**DATA FOR PROCESSING:**

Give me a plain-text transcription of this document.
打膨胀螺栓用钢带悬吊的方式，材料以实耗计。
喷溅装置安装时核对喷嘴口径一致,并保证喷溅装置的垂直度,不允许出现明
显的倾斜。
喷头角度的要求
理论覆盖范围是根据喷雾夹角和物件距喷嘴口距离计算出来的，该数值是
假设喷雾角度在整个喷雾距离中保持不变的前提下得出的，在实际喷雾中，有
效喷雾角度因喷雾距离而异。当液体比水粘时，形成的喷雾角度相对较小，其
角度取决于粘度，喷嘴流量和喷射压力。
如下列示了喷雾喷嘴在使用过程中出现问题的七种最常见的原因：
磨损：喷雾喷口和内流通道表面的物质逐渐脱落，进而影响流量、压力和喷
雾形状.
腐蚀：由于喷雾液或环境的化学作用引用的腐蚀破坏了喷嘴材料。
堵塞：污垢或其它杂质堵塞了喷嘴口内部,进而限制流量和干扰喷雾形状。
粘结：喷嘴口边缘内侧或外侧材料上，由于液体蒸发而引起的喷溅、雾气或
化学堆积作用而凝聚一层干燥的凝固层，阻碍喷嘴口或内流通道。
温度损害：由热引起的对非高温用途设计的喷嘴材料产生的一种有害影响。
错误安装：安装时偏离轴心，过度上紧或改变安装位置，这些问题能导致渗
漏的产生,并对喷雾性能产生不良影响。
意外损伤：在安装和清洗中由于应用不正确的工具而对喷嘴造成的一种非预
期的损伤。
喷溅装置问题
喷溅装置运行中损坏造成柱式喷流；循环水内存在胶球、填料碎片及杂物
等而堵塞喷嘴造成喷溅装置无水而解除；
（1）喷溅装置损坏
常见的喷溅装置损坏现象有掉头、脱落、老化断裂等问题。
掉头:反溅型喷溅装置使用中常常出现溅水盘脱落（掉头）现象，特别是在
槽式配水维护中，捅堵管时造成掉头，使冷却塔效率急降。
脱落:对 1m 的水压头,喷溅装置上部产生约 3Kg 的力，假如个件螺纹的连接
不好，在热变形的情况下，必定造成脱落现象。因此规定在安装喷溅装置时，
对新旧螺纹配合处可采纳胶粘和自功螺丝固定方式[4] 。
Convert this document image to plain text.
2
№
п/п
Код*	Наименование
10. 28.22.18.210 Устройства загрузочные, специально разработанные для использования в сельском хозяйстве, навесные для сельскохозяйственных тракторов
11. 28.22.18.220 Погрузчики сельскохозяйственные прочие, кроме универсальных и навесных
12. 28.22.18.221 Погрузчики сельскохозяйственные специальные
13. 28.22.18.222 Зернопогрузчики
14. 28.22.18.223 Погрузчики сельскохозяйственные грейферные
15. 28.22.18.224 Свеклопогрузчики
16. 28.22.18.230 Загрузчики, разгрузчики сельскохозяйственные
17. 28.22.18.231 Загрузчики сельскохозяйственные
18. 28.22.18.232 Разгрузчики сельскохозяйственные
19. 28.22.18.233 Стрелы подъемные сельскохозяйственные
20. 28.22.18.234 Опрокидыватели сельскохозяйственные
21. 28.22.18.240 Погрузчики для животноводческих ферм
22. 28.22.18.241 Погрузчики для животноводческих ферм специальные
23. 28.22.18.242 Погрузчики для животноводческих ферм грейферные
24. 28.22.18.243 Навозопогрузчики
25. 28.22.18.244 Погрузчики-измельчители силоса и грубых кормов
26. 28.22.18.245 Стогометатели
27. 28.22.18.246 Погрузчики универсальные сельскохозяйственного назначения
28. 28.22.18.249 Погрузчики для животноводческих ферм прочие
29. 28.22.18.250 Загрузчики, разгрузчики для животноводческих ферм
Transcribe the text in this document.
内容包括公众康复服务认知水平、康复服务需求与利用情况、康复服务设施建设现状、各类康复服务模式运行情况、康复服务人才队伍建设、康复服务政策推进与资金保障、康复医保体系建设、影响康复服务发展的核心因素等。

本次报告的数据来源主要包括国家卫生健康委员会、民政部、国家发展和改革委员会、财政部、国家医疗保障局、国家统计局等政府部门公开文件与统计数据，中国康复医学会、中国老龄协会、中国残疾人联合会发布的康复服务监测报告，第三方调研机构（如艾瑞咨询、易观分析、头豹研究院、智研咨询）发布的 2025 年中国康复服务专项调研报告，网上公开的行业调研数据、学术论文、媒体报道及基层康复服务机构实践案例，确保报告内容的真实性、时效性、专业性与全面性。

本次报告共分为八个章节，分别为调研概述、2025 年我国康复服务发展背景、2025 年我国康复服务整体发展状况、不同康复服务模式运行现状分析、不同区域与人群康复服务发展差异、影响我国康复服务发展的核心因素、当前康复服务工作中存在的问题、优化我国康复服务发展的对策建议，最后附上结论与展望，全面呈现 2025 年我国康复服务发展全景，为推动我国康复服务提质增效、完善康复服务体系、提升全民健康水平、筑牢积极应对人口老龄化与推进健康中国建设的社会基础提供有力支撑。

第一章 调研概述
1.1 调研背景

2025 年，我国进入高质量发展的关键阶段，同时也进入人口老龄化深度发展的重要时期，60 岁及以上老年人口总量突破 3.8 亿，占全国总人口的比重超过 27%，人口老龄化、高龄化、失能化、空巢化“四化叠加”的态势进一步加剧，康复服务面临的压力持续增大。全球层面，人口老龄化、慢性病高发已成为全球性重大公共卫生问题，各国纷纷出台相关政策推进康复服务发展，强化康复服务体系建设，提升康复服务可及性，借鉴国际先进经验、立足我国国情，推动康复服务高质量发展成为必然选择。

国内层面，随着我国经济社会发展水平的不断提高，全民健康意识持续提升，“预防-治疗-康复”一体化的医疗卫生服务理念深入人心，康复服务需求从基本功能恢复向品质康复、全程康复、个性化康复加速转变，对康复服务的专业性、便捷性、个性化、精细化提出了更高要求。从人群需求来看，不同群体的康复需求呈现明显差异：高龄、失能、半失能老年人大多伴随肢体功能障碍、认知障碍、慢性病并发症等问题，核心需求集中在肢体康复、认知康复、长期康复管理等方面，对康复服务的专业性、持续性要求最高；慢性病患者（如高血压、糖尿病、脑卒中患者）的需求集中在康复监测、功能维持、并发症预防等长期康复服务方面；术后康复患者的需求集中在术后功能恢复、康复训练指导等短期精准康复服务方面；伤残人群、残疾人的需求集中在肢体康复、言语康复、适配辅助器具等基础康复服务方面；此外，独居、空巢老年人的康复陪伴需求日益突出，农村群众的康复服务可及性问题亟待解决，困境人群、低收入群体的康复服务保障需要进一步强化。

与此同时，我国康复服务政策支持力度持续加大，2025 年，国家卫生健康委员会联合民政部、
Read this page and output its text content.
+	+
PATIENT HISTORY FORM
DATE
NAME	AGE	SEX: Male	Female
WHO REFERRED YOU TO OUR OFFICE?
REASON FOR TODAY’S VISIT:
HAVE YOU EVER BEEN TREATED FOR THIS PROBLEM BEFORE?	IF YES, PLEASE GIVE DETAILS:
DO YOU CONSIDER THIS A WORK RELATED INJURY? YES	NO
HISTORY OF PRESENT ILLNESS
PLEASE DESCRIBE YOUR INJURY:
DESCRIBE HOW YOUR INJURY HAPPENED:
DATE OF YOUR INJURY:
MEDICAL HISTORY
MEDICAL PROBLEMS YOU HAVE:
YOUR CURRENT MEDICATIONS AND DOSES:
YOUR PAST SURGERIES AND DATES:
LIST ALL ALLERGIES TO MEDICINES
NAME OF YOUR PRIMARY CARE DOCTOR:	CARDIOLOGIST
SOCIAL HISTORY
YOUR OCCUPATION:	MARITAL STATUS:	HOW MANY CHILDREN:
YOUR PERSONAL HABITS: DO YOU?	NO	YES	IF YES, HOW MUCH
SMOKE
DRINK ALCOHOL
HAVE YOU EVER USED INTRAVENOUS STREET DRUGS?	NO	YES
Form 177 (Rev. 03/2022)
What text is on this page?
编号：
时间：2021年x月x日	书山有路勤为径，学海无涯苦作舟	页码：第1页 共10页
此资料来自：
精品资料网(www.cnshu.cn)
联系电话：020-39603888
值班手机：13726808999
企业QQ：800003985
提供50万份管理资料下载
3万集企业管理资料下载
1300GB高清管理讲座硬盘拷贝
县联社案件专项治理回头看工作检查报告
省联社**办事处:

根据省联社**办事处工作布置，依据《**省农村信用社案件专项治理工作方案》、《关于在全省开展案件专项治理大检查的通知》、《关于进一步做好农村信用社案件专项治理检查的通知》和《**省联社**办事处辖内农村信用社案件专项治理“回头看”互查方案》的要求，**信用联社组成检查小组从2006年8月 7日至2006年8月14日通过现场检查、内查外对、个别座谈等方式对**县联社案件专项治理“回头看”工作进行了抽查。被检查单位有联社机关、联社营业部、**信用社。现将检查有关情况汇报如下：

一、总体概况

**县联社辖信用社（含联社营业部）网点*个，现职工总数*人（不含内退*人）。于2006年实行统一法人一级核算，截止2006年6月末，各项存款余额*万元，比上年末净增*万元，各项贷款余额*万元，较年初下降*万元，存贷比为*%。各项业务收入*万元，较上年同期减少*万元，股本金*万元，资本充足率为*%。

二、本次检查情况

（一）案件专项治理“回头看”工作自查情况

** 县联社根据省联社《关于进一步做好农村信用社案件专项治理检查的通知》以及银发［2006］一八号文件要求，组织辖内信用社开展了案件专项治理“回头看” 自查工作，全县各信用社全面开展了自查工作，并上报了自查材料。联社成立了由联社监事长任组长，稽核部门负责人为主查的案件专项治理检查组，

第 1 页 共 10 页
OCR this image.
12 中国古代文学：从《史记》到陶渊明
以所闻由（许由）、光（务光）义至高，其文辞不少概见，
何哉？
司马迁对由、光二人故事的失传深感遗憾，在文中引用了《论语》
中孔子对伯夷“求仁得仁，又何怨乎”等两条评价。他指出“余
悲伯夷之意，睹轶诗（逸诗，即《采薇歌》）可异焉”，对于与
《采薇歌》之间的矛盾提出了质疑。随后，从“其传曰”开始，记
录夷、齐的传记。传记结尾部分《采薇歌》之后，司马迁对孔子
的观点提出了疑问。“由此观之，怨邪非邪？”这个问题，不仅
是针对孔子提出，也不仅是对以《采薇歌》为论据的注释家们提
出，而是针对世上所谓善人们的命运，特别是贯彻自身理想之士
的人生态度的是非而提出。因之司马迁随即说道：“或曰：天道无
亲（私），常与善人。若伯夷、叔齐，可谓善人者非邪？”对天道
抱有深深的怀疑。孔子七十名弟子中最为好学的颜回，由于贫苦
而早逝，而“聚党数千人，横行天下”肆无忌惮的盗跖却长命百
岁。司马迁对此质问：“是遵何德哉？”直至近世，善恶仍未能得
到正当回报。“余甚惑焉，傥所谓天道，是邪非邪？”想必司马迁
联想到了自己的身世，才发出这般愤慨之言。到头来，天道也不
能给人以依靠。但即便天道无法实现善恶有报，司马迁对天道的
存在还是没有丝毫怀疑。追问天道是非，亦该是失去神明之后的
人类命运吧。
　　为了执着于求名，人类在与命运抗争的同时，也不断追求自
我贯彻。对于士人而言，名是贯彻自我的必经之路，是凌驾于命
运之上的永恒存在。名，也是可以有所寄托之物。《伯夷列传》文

**EXERCISE AIM:** Look above for every line with the word "plain" and copy it.

**RESULT BELOW:**
Give me a plain-text transcription of this document.
Convert this document image to plain text.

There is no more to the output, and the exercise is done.